-- Begin Information shown --
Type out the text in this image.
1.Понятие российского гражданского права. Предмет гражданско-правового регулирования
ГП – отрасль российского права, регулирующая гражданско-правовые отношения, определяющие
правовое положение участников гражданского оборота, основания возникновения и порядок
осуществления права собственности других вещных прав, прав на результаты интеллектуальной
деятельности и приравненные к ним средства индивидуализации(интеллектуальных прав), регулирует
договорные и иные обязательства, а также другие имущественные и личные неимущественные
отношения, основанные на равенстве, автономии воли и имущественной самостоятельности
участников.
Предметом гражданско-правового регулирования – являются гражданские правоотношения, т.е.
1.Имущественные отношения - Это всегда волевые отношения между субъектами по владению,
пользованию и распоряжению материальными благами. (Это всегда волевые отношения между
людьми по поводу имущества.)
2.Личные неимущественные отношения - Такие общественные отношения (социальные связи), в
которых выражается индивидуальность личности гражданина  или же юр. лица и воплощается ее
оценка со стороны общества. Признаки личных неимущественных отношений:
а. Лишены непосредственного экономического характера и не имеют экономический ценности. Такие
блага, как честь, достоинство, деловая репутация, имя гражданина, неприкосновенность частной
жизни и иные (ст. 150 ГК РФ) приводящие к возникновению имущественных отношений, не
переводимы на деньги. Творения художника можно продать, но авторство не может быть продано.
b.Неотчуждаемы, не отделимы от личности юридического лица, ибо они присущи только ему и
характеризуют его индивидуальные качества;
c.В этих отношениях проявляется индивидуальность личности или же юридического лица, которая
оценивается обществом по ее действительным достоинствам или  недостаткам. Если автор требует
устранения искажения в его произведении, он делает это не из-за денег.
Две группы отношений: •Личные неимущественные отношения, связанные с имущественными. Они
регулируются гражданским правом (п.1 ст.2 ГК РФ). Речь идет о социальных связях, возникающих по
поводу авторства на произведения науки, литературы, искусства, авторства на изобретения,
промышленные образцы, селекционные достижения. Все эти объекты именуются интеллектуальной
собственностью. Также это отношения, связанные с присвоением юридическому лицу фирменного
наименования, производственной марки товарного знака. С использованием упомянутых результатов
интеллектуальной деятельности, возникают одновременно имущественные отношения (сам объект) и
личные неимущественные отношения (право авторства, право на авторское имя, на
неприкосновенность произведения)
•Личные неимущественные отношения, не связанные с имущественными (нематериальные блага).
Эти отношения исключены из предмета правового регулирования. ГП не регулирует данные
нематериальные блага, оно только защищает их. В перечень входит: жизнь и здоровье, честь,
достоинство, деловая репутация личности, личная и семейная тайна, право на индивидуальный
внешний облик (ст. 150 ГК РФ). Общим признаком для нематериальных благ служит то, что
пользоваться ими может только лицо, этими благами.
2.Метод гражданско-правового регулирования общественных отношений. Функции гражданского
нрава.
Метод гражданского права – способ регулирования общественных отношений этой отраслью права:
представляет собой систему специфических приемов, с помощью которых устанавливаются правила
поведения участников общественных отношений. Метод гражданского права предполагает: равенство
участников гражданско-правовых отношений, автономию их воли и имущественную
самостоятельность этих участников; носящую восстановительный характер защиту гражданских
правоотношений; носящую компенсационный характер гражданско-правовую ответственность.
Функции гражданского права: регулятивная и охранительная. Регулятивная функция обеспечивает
-- End Information shown --
Task objective
Write the entries again, exactly as they stand.

Result for this exercise
Type out the text in this image.
1.Понятие российского гражданского права. Предмет гражданско-правового регулирования
ГП – отрасль российского права, регулирующая гражданско-правовые отношения, определяющие
правовое положение участников гражданского оборота, основания возникновения и порядок
осуществления права собственности других вещных прав, прав на результаты интеллектуальной
деятельности и приравненные к ним средства индивидуализации(интеллектуальных прав), регулирует
договорные и иные обязательства, а также другие имущественные и личные неимущественные
отношения, основанные на равенстве, автономии воли и имущественной самостоятельности
участников.
Предметом гражданско-правового регулирования – являются гражданские правоотношения, т.е.
1.Имущественные отношения - Это всегда волевые отношения между субъектами по владению,
пользованию и распоряжению материальными благами. (Это всегда волевые отношения между
людьми по поводу имущества.)
2.Личные неимущественные отношения - Такие общественные отношения (социальные связи), в
которых выражается индивидуальность личности гражданина  или же юр. лица и воплощается ее
оценка со стороны общества. Признаки личных неимущественных отношений:
а. Лишены непосредственного экономического характера и не имеют экономический ценности. Такие
блага, как честь, достоинство, деловая репутация, имя гражданина, неприкосновенность частной
жизни и иные (ст. 150 ГК РФ) приводящие к возникновению имущественных отношений, не
переводимы на деньги. Творения художника можно продать, но авторство не может быть продано.
b.Неотчуждаемы, не отделимы от личности юридического лица, ибо они присущи только ему и
характеризуют его индивидуальные качества;
c.В этих отношениях проявляется индивидуальность личности или же юридического лица, которая
оценивается обществом по ее действительным достоинствам или  недостаткам. Если автор требует
устранения искажения в его произведении, он делает это не из-за денег.
Две группы отношений: •Личные неимущественные отношения, связанные с имущественными. Они
регулируются гражданским правом (п.1 ст.2 ГК РФ). Речь идет о социальных связях, возникающих по
поводу авторства на произведения науки, литературы, искусства, авторства на изобретения,
промышленные образцы, селекционные достижения. Все эти объекты именуются интеллектуальной
собственностью. Также это отношения, связанные с присвоением юридическому лицу фирменного
наименования, производственной марки товарного знака. С использованием упомянутых результатов
интеллектуальной деятельности, возникают одновременно имущественные отношения (сам объект) и
личные неимущественные отношения (право авторства, право на авторское имя, на
неприкосновенность произведения)
•Личные неимущественные отношения, не связанные с имущественными (нематериальные блага).
Эти отношения исключены из предмета правового регулирования. ГП не регулирует данные
нематериальные блага, оно только защищает их. В перечень входит: жизнь и здоровье, честь,
достоинство, деловая репутация личности, личная и семейная тайна, право на индивидуальный
внешний облик (ст. 150 ГК РФ). Общим признаком для нематериальных благ служит то, что
пользоваться ими может только лицо, этими благами.
2.Метод гражданско-правового регулирования общественных отношений. Функции гражданского
нрава.
Метод гражданского права – способ регулирования общественных отношений этой отраслью права:
представляет собой систему специфических приемов, с помощью которых устанавливаются правила
поведения участников общественных отношений. Метод гражданского права предполагает: равенство
участников гражданско-правовых отношений, автономию их воли и имущественную
самостоятельность этих участников; носящую восстановительный характер защиту гражданских
правоотношений; носящую компенсационный характер гражданско-правовую ответственность.
Функции гражданского права: регулятивная и охранительная. Регулятивная функция обеспечивает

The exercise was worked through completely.